◆ **Exercise goal**
Count how many lines hold the string "Facilitating", and give only that number.

◆ **Excerpted records**
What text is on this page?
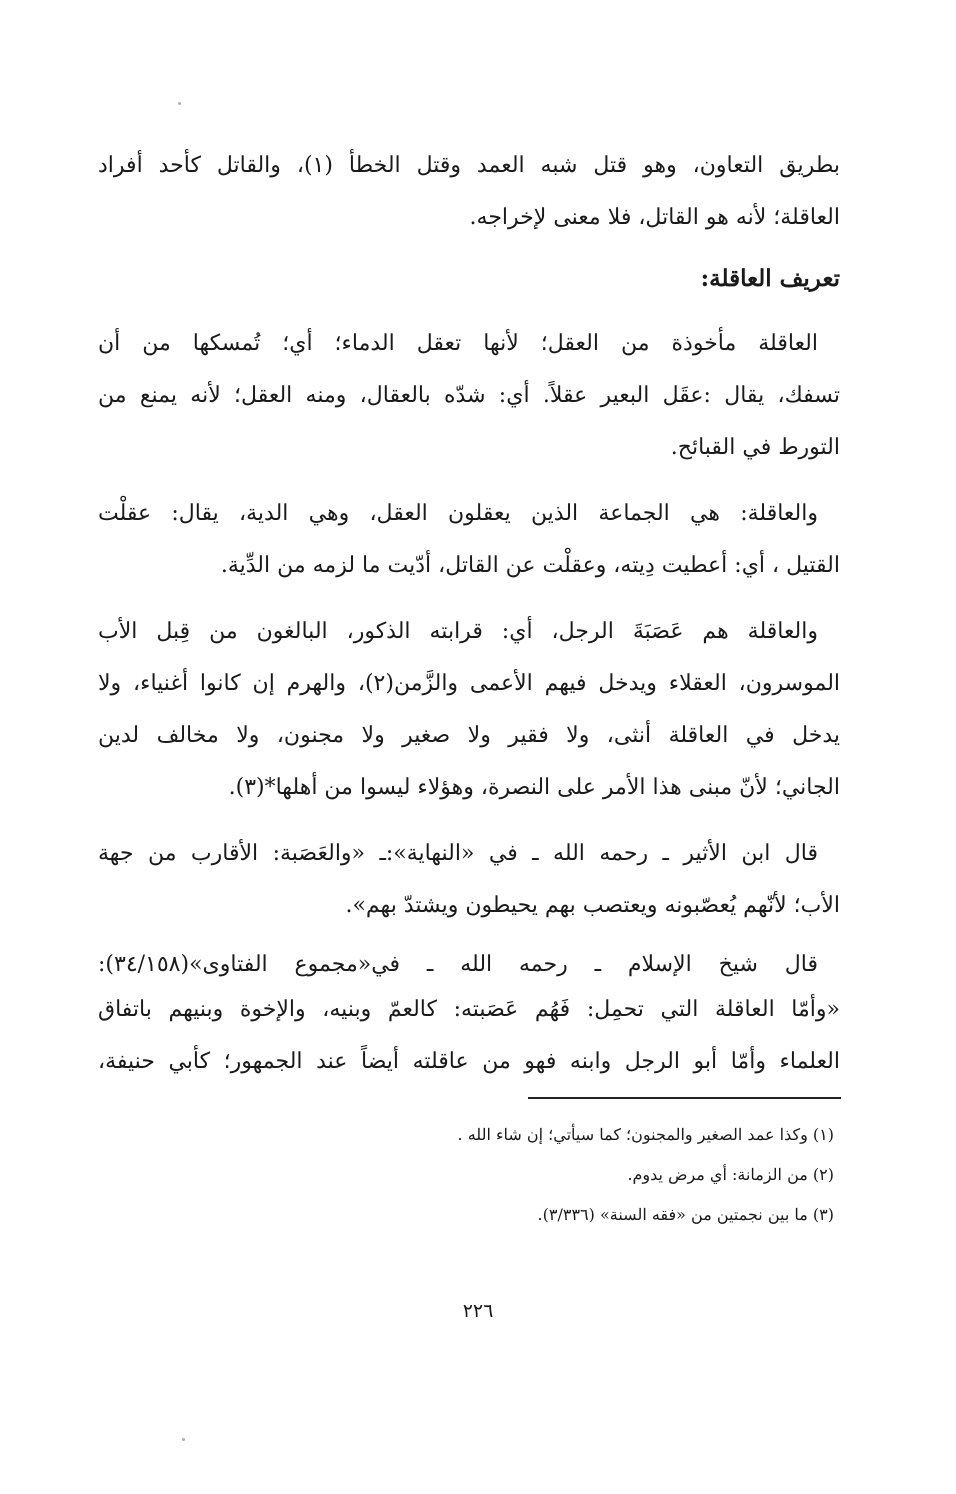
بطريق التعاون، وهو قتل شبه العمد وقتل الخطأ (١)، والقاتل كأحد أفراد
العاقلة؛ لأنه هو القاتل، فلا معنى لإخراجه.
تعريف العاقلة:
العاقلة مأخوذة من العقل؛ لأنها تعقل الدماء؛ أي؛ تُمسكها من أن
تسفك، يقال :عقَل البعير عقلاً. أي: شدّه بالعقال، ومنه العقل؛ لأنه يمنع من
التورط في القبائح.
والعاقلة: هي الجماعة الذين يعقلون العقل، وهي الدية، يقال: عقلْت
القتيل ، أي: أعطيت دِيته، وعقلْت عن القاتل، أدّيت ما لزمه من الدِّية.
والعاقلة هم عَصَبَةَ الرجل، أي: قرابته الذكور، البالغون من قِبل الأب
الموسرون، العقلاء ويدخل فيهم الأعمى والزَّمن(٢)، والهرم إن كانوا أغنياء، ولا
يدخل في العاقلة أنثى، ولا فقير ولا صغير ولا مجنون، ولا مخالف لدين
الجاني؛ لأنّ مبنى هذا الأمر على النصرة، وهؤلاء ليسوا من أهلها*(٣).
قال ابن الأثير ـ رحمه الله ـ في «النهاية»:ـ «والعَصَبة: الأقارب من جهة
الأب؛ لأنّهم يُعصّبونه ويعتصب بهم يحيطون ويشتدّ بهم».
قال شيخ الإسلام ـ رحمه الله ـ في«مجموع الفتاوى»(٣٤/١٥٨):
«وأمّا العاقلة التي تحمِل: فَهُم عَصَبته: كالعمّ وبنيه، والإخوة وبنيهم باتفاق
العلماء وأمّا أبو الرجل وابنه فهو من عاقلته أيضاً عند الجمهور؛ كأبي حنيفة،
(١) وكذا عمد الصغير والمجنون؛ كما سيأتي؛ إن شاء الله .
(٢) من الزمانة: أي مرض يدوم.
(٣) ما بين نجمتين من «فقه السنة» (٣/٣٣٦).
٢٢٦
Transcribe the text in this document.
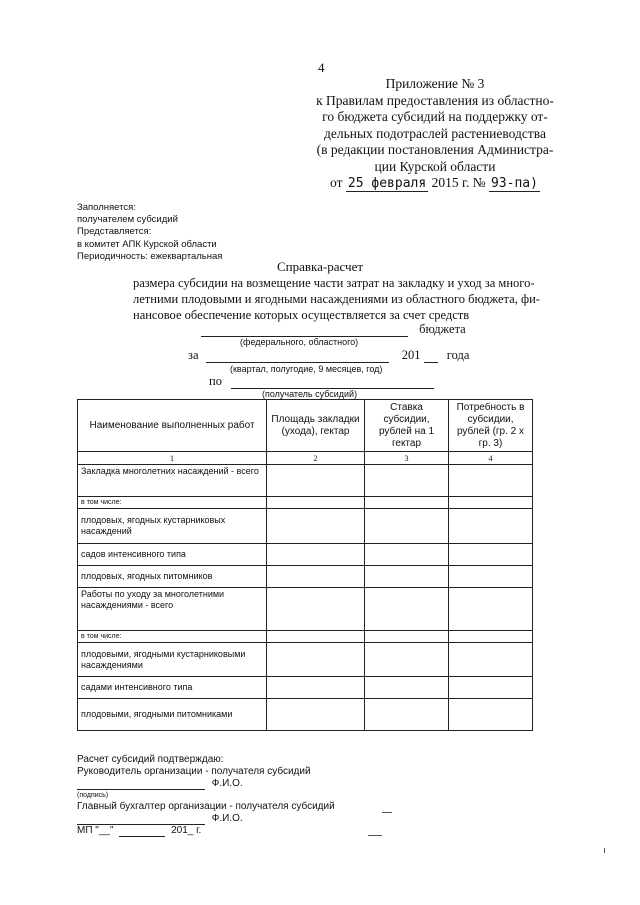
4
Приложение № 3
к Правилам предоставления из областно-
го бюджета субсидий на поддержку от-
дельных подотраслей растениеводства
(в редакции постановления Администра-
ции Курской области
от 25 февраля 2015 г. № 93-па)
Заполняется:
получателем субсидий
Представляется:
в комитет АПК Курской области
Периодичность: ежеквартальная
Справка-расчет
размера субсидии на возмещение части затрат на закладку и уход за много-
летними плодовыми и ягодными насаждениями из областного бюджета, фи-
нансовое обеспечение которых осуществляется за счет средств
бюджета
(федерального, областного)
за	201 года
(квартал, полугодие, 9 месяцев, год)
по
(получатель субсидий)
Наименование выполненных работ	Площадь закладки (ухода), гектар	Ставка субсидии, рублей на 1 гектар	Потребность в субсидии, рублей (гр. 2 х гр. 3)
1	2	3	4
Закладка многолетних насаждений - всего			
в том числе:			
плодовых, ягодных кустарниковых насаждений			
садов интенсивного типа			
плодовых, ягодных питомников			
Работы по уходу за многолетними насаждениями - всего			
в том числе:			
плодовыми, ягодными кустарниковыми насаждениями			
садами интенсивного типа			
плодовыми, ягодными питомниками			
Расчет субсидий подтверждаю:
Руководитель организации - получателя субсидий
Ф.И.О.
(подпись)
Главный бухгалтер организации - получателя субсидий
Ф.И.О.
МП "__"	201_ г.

--

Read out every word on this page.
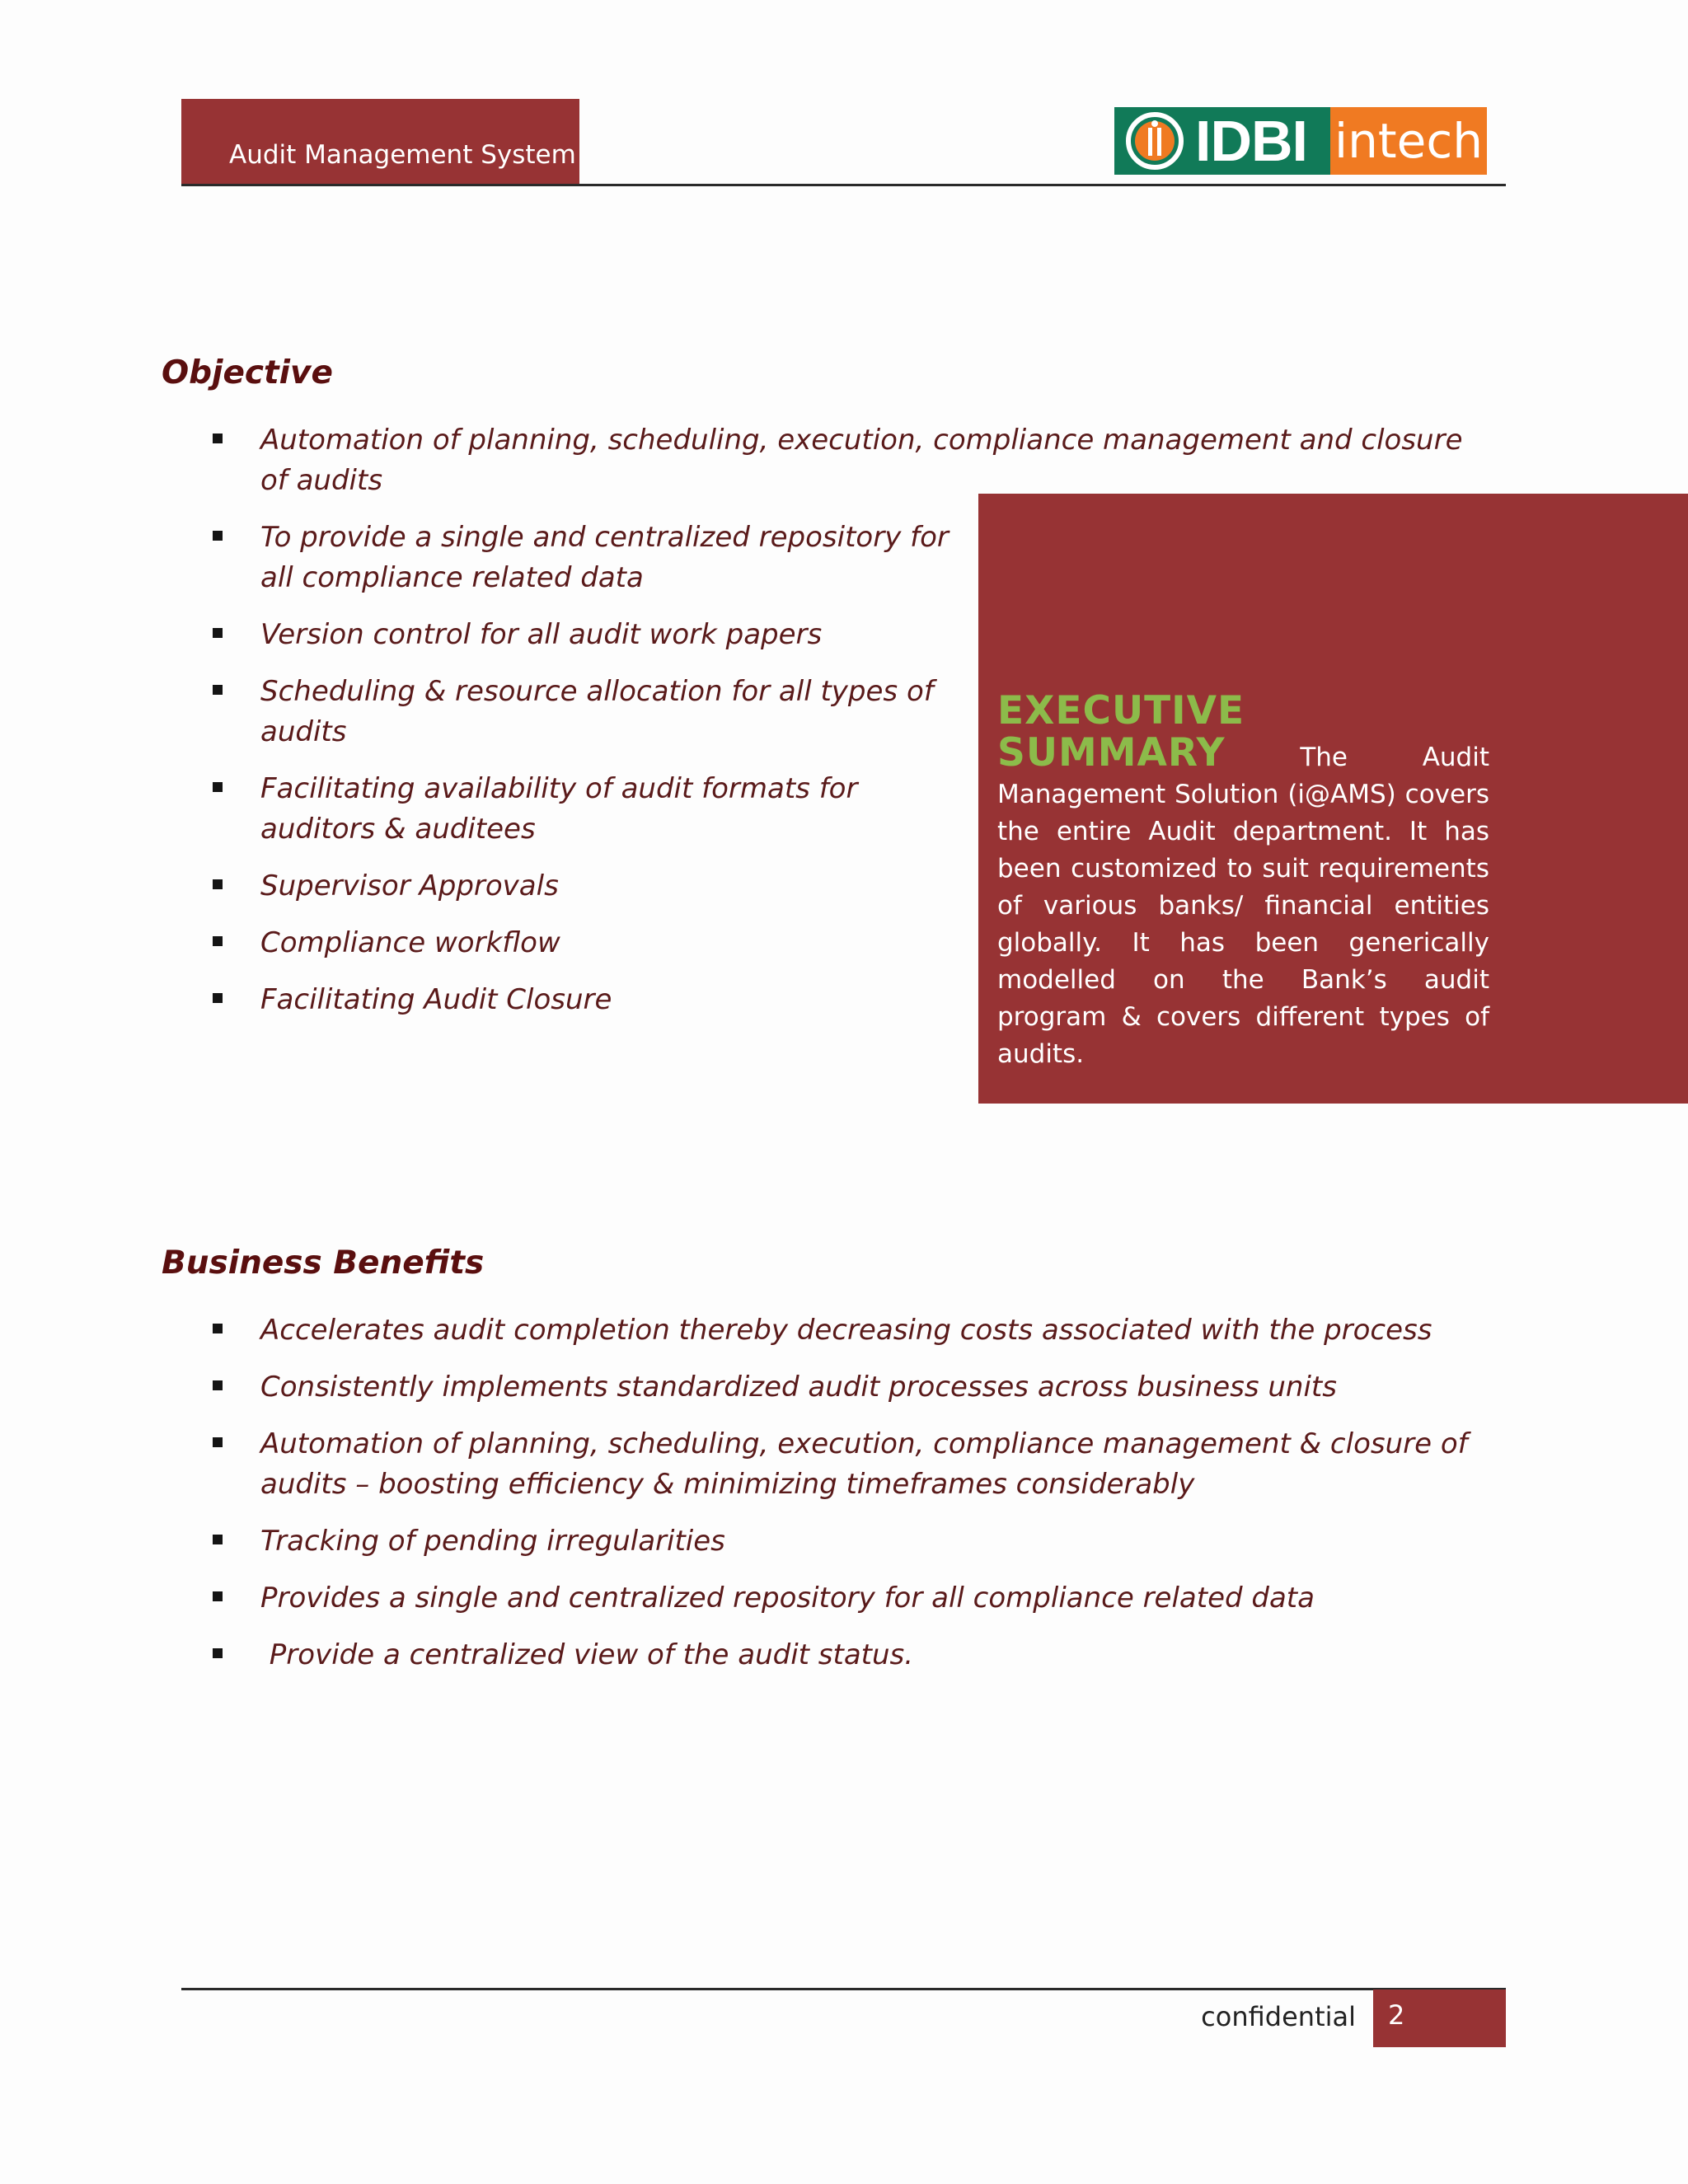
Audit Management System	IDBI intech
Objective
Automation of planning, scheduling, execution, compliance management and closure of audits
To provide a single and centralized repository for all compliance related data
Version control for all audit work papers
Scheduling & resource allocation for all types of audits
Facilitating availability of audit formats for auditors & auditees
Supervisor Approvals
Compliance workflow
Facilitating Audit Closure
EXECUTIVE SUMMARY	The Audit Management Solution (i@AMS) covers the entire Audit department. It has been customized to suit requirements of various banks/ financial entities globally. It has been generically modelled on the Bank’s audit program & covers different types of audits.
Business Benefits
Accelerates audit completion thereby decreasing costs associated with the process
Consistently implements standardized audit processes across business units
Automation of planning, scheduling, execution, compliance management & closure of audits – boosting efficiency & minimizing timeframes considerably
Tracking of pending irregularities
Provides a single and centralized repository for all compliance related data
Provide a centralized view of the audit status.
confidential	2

...

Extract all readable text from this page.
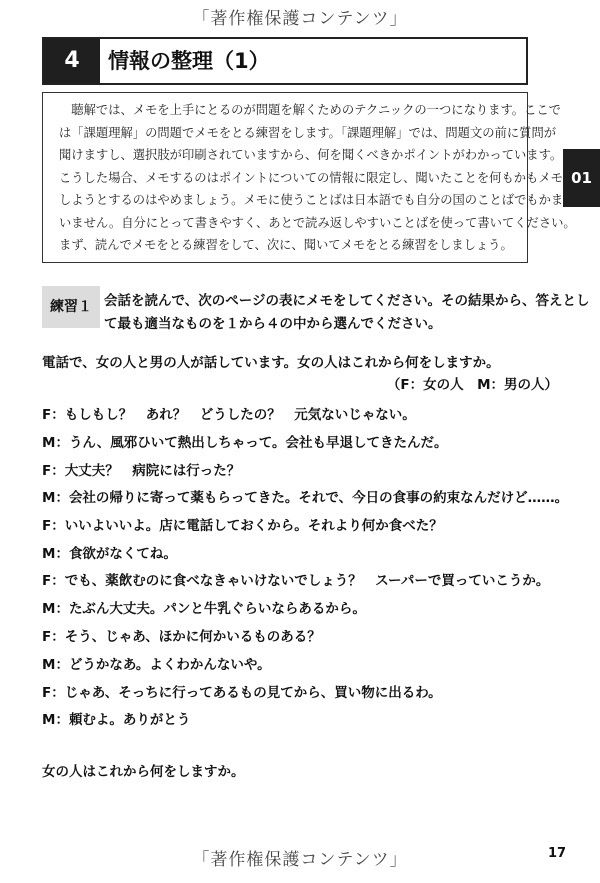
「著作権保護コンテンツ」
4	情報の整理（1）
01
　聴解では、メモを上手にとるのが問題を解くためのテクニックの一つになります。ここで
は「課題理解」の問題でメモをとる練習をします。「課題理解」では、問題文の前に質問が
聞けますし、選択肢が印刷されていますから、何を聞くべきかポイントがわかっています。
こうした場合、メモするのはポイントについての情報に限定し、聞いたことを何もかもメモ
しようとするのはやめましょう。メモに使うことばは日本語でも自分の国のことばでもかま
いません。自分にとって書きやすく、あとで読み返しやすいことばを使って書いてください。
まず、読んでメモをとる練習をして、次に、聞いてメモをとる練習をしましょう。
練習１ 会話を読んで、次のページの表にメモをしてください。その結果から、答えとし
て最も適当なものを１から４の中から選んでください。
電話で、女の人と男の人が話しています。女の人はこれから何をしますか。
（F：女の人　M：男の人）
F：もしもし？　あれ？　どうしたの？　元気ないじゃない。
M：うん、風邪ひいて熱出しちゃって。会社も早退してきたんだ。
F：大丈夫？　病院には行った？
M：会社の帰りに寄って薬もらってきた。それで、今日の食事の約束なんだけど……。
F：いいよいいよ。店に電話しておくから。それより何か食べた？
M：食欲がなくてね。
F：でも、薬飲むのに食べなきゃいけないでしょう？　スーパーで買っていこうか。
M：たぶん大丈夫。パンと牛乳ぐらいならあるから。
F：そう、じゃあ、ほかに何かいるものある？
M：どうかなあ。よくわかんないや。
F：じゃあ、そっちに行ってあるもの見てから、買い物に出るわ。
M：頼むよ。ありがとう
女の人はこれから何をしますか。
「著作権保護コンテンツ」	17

◆ **Final result**
2